*YOUR TASK:* Reproduce the full listing that appears beneath this instruction exactly.

*STORED ROWS:*

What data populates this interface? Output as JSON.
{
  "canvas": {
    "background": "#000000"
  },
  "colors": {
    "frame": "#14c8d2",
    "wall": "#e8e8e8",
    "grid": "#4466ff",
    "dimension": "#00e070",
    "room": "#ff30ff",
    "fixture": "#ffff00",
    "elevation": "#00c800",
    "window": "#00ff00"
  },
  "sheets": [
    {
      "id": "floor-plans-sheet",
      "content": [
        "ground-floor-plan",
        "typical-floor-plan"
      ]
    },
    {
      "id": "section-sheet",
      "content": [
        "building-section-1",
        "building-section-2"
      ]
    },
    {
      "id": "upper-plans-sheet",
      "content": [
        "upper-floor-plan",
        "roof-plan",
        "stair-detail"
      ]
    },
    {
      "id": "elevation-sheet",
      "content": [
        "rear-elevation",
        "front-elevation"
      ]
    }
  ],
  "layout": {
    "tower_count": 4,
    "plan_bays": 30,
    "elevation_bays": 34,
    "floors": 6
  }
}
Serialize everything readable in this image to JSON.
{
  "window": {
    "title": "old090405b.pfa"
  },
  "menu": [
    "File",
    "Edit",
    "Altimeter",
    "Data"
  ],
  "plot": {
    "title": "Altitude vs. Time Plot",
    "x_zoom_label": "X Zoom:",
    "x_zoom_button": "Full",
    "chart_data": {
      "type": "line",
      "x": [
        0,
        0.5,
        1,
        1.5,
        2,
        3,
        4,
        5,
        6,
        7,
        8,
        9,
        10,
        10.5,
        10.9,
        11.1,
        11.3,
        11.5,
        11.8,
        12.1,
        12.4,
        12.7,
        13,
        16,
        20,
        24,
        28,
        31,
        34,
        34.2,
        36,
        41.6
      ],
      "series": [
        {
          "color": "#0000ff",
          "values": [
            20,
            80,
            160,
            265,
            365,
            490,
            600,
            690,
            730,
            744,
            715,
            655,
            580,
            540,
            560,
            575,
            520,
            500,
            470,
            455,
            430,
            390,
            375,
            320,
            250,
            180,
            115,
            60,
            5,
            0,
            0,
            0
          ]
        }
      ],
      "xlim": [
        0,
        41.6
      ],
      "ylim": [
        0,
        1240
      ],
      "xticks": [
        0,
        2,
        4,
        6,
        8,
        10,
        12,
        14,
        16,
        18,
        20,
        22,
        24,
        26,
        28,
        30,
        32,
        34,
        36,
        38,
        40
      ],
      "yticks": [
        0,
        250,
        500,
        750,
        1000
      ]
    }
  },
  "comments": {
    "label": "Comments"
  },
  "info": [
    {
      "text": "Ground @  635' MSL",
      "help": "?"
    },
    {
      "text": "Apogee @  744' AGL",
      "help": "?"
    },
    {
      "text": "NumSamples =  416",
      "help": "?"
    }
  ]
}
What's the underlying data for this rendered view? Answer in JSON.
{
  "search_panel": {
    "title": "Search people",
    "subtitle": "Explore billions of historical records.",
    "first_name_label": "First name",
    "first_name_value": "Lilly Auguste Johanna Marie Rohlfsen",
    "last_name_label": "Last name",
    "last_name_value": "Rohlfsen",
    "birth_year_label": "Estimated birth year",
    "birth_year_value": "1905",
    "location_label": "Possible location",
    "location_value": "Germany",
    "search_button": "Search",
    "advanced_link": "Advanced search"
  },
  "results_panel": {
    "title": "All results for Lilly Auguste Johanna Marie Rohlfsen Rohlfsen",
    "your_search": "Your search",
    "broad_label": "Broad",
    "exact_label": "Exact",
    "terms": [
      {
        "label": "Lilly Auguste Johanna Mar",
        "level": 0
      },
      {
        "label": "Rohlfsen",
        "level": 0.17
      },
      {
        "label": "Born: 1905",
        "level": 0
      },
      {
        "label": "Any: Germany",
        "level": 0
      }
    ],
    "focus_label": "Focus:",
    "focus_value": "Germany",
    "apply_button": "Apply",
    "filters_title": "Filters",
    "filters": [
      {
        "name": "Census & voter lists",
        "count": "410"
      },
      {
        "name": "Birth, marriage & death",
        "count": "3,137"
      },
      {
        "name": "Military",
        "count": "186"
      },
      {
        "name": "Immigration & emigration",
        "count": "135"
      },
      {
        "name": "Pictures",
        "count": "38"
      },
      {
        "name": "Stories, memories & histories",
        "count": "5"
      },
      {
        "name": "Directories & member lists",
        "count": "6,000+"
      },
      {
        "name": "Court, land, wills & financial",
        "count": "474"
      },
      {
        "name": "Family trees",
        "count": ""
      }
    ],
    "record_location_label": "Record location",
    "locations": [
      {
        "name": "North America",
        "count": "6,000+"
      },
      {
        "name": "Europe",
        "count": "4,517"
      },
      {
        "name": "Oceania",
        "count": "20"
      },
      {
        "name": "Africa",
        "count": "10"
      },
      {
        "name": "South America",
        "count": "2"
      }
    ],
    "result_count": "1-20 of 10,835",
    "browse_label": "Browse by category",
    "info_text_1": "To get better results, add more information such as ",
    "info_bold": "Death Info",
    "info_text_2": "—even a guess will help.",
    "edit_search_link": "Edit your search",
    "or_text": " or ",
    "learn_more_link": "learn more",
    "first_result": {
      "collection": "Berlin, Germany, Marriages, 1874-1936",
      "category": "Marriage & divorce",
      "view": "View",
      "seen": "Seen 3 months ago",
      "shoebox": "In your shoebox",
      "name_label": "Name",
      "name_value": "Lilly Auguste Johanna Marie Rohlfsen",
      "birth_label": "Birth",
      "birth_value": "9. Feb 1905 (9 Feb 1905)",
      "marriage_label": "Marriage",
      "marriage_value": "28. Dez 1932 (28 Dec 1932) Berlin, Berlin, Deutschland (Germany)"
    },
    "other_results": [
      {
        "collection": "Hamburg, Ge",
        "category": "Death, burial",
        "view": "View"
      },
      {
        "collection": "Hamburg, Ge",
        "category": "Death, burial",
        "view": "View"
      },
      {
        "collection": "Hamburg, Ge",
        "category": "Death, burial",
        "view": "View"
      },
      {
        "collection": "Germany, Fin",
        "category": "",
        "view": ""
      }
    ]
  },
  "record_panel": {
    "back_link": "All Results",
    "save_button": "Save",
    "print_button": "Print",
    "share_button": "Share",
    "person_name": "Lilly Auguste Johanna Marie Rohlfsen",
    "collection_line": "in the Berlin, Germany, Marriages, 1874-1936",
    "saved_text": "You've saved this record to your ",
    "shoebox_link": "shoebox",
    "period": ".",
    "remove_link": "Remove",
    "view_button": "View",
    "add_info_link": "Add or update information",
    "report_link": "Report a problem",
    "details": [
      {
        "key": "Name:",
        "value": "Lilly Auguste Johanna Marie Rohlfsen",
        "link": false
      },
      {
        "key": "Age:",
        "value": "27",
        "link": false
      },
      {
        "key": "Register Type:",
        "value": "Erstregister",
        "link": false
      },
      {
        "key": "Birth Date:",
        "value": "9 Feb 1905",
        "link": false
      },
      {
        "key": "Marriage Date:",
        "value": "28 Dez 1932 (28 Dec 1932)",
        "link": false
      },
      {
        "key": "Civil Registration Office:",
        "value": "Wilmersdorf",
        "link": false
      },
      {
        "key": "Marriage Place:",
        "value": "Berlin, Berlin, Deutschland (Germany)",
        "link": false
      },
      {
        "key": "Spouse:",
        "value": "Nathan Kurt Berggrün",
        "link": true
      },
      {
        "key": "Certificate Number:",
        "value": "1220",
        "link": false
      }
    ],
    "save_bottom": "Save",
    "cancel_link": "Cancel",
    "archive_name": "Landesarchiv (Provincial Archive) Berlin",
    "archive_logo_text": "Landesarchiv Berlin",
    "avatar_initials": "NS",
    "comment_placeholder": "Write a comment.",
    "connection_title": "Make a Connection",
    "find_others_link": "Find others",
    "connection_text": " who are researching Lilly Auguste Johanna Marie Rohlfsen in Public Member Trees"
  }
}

*TASK ANSWER:*
What data populates this interface? Output as JSON.
{
  "canvas": {
    "background": "#000000"
  },
  "colors": {
    "frame": "#14c8d2",
    "wall": "#e8e8e8",
    "grid": "#4466ff",
    "dimension": "#00e070",
    "room": "#ff30ff",
    "fixture": "#ffff00",
    "elevation": "#00c800",
    "window": "#00ff00"
  },
  "sheets": [
    {
      "id": "floor-plans-sheet",
      "content": [
        "ground-floor-plan",
        "typical-floor-plan"
      ]
    },
    {
      "id": "section-sheet",
      "content": [
        "building-section-1",
        "building-section-2"
      ]
    },
    {
      "id": "upper-plans-sheet",
      "content": [
        "upper-floor-plan",
        "roof-plan",
        "stair-detail"
      ]
    },
    {
      "id": "elevation-sheet",
      "content": [
        "rear-elevation",
        "front-elevation"
      ]
    }
  ],
  "layout": {
    "tower_count": 4,
    "plan_bays": 30,
    "elevation_bays": 34,
    "floors": 6
  }
}
Serialize everything readable in this image to JSON.
{
  "window": {
    "title": "old090405b.pfa"
  },
  "menu": [
    "File",
    "Edit",
    "Altimeter",
    "Data"
  ],
  "plot": {
    "title": "Altitude vs. Time Plot",
    "x_zoom_label": "X Zoom:",
    "x_zoom_button": "Full",
    "chart_data": {
      "type": "line",
      "x": [
        0,
        0.5,
        1,
        1.5,
        2,
        3,
        4,
        5,
        6,
        7,
        8,
        9,
        10,
        10.5,
        10.9,
        11.1,
        11.3,
        11.5,
        11.8,
        12.1,
        12.4,
        12.7,
        13,
        16,
        20,
        24,
        28,
        31,
        34,
        34.2,
        36,
        41.6
      ],
      "series": [
        {
          "color": "#0000ff",
          "values": [
            20,
            80,
            160,
            265,
            365,
            490,
            600,
            690,
            730,
            744,
            715,
            655,
            580,
            540,
            560,
            575,
            520,
            500,
            470,
            455,
            430,
            390,
            375,
            320,
            250,
            180,
            115,
            60,
            5,
            0,
            0,
            0
          ]
        }
      ],
      "xlim": [
        0,
        41.6
      ],
      "ylim": [
        0,
        1240
      ],
      "xticks": [
        0,
        2,
        4,
        6,
        8,
        10,
        12,
        14,
        16,
        18,
        20,
        22,
        24,
        26,
        28,
        30,
        32,
        34,
        36,
        38,
        40
      ],
      "yticks": [
        0,
        250,
        500,
        750,
        1000
      ]
    }
  },
  "comments": {
    "label": "Comments"
  },
  "info": [
    {
      "text": "Ground @  635' MSL",
      "help": "?"
    },
    {
      "text": "Apogee @  744' AGL",
      "help": "?"
    },
    {
      "text": "NumSamples =  416",
      "help": "?"
    }
  ]
}
What's the underlying data for this rendered view? Answer in JSON.
{
  "search_panel": {
    "title": "Search people",
    "subtitle": "Explore billions of historical records.",
    "first_name_label": "First name",
    "first_name_value": "Lilly Auguste Johanna Marie Rohlfsen",
    "last_name_label": "Last name",
    "last_name_value": "Rohlfsen",
    "birth_year_label": "Estimated birth year",
    "birth_year_value": "1905",
    "location_label": "Possible location",
    "location_value": "Germany",
    "search_button": "Search",
    "advanced_link": "Advanced search"
  },
  "results_panel": {
    "title": "All results for Lilly Auguste Johanna Marie Rohlfsen Rohlfsen",
    "your_search": "Your search",
    "broad_label": "Broad",
    "exact_label": "Exact",
    "terms": [
      {
        "label": "Lilly Auguste Johanna Mar",
        "level": 0
      },
      {
        "label": "Rohlfsen",
        "level": 0.17
      },
      {
        "label": "Born: 1905",
        "level": 0
      },
      {
        "label": "Any: Germany",
        "level": 0
      }
    ],
    "focus_label": "Focus:",
    "focus_value": "Germany",
    "apply_button": "Apply",
    "filters_title": "Filters",
    "filters": [
      {
        "name": "Census & voter lists",
        "count": "410"
      },
      {
        "name": "Birth, marriage & death",
        "count": "3,137"
      },
      {
        "name": "Military",
        "count": "186"
      },
      {
        "name": "Immigration & emigration",
        "count": "135"
      },
      {
        "name": "Pictures",
        "count": "38"
      },
      {
        "name": "Stories, memories & histories",
        "count": "5"
      },
      {
        "name": "Directories & member lists",
        "count": "6,000+"
      },
      {
        "name": "Court, land, wills & financial",
        "count": "474"
      },
      {
        "name": "Family trees",
        "count": ""
      }
    ],
    "record_location_label": "Record location",
    "locations": [
      {
        "name": "North America",
        "count": "6,000+"
      },
      {
        "name": "Europe",
        "count": "4,517"
      },
      {
        "name": "Oceania",
        "count": "20"
      },
      {
        "name": "Africa",
        "count": "10"
      },
      {
        "name": "South America",
        "count": "2"
      }
    ],
    "result_count": "1-20 of 10,835",
    "browse_label": "Browse by category",
    "info_text_1": "To get better results, add more information such as ",
    "info_bold": "Death Info",
    "info_text_2": "—even a guess will help.",
    "edit_search_link": "Edit your search",
    "or_text": " or ",
    "learn_more_link": "learn more",
    "first_result": {
      "collection": "Berlin, Germany, Marriages, 1874-1936",
      "category": "Marriage & divorce",
      "view": "View",
      "seen": "Seen 3 months ago",
      "shoebox": "In your shoebox",
      "name_label": "Name",
      "name_value": "Lilly Auguste Johanna Marie Rohlfsen",
      "birth_label": "Birth",
      "birth_value": "9. Feb 1905 (9 Feb 1905)",
      "marriage_label": "Marriage",
      "marriage_value": "28. Dez 1932 (28 Dec 1932) Berlin, Berlin, Deutschland (Germany)"
    },
    "other_results": [
      {
        "collection": "Hamburg, Ge",
        "category": "Death, burial",
        "view": "View"
      },
      {
        "collection": "Hamburg, Ge",
        "category": "Death, burial",
        "view": "View"
      },
      {
        "collection": "Hamburg, Ge",
        "category": "Death, burial",
        "view": "View"
      },
      {
        "collection": "Germany, Fin",
        "category": "",
        "view": ""
      }
    ]
  },
  "record_panel": {
    "back_link": "All Results",
    "save_button": "Save",
    "print_button": "Print",
    "share_button": "Share",
    "person_name": "Lilly Auguste Johanna Marie Rohlfsen",
    "collection_line": "in the Berlin, Germany, Marriages, 1874-1936",
    "saved_text": "You've saved this record to your ",
    "shoebox_link": "shoebox",
    "period": ".",
    "remove_link": "Remove",
    "view_button": "View",
    "add_info_link": "Add or update information",
    "report_link": "Report a problem",
    "details": [
      {
        "key": "Name:",
        "value": "Lilly Auguste Johanna Marie Rohlfsen",
        "link": false
      },
      {
        "key": "Age:",
        "value": "27",
        "link": false
      },
      {
        "key": "Register Type:",
        "value": "Erstregister",
        "link": false
      },
      {
        "key": "Birth Date:",
        "value": "9 Feb 1905",
        "link": false
      },
      {
        "key": "Marriage Date:",
        "value": "28 Dez 1932 (28 Dec 1932)",
        "link": false
      },
      {
        "key": "Civil Registration Office:",
        "value": "Wilmersdorf",
        "link": false
      },
      {
        "key": "Marriage Place:",
        "value": "Berlin, Berlin, Deutschland (Germany)",
        "link": false
      },
      {
        "key": "Spouse:",
        "value": "Nathan Kurt Berggrün",
        "link": true
      },
      {
        "key": "Certificate Number:",
        "value": "1220",
        "link": false
      }
    ],
    "save_bottom": "Save",
    "cancel_link": "Cancel",
    "archive_name": "Landesarchiv (Provincial Archive) Berlin",
    "archive_logo_text": "Landesarchiv Berlin",
    "avatar_initials": "NS",
    "comment_placeholder": "Write a comment.",
    "connection_title": "Make a Connection",
    "find_others_link": "Find others",
    "connection_text": " who are researching Lilly Auguste Johanna Marie Rohlfsen in Public Member Trees"
  }
}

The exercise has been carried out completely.